What needs to be done:
Within the records below, find each line that holds the string "diagram", then copy it.

......

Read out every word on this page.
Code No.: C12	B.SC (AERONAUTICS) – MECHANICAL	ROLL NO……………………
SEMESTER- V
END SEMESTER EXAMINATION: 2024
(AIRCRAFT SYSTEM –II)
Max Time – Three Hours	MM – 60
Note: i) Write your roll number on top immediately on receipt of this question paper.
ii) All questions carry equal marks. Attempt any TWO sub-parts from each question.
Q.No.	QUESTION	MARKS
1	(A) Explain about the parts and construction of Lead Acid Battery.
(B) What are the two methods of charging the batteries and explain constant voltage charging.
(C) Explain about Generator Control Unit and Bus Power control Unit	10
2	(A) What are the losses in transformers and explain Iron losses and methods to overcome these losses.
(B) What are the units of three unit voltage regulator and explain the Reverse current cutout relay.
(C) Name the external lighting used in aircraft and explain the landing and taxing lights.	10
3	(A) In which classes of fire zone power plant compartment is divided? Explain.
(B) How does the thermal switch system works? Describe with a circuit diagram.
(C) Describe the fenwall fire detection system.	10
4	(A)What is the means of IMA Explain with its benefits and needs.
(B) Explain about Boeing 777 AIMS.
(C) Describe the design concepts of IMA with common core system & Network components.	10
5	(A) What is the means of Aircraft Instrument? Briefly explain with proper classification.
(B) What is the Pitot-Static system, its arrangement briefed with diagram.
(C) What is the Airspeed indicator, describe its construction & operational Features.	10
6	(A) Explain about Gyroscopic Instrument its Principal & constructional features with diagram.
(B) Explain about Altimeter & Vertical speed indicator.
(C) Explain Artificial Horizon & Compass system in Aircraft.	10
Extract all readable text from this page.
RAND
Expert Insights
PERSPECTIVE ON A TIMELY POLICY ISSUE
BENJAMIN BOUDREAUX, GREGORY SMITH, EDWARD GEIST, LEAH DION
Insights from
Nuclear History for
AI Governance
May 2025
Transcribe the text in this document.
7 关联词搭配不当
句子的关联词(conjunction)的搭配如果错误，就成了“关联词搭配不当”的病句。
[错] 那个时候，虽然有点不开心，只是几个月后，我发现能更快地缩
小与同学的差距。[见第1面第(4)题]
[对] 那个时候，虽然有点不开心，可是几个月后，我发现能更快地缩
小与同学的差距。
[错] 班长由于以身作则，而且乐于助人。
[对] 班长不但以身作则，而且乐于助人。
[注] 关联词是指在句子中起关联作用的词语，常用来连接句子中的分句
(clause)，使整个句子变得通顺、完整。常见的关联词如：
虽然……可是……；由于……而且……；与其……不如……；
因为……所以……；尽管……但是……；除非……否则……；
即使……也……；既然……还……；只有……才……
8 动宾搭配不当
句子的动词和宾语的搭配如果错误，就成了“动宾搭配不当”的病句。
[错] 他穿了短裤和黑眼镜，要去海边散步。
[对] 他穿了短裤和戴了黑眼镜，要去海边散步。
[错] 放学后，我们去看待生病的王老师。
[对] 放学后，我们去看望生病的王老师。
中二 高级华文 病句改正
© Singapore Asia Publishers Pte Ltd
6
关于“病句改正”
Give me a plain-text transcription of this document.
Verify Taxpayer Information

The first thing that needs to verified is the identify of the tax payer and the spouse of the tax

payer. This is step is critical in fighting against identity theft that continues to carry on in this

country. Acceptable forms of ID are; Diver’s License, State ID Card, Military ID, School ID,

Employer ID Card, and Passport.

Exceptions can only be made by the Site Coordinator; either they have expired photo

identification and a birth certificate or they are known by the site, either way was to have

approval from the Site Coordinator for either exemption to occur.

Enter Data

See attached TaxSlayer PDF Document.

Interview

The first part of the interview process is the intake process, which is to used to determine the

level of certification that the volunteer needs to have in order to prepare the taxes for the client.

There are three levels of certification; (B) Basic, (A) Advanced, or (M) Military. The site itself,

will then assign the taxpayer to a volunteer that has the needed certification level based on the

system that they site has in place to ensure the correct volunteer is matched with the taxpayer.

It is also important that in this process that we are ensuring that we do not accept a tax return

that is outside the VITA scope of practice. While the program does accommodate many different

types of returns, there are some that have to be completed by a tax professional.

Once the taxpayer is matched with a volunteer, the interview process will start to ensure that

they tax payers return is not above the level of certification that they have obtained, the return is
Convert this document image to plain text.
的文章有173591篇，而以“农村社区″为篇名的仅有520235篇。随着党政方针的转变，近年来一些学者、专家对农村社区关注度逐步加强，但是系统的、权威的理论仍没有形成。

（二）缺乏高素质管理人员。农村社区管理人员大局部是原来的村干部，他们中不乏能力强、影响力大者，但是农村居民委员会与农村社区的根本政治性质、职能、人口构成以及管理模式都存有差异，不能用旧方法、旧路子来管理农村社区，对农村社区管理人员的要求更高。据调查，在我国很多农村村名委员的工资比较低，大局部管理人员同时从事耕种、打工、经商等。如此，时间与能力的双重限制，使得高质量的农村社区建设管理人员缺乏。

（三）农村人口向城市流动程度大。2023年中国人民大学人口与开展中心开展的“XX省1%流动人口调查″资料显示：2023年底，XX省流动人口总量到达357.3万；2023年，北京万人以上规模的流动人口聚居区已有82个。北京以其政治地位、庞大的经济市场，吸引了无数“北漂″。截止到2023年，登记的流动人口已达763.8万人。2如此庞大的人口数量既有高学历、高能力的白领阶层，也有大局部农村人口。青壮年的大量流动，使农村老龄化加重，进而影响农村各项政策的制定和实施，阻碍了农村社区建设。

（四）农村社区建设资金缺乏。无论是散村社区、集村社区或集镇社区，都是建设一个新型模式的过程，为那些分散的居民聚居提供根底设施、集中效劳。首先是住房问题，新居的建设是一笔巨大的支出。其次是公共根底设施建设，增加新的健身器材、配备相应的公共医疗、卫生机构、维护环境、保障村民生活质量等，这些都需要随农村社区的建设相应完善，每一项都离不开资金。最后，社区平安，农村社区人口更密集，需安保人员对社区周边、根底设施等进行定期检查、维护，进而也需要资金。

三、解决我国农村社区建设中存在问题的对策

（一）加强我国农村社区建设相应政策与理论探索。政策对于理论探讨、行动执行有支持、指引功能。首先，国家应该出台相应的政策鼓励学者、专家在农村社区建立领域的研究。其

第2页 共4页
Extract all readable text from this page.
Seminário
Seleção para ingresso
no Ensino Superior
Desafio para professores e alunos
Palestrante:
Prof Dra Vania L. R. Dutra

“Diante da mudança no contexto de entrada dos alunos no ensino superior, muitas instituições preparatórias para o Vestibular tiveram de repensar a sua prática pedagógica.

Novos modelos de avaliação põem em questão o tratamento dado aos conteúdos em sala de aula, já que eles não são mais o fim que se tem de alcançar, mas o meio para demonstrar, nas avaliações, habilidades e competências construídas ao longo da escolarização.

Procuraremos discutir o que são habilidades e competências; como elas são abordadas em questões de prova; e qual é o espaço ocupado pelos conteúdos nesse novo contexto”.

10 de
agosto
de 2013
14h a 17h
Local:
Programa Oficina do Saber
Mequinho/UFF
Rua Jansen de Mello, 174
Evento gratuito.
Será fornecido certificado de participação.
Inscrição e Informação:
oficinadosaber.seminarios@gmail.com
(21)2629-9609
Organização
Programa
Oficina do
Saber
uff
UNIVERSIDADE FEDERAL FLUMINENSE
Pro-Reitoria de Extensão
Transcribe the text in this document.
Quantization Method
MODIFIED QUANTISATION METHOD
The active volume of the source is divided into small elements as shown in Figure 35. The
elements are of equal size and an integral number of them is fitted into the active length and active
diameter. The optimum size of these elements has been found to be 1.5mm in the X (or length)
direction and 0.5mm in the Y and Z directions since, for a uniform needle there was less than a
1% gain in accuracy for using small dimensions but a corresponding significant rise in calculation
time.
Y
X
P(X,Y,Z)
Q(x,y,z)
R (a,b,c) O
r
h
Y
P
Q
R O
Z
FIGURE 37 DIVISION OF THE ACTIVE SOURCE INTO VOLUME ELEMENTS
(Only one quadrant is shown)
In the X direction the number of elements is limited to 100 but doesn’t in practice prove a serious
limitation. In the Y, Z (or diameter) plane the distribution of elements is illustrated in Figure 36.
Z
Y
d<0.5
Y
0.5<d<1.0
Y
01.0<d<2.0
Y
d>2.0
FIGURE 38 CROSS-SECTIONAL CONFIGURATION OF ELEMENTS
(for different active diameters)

......

Solved exercise:
(B) How does the thermal switch system works? Describe with a circuit diagram.
(B) What is the Pitot-Static system, its arrangement briefed with diagram.
6	(A) Explain about Gyroscopic Instrument its Principal & constructional features with diagram.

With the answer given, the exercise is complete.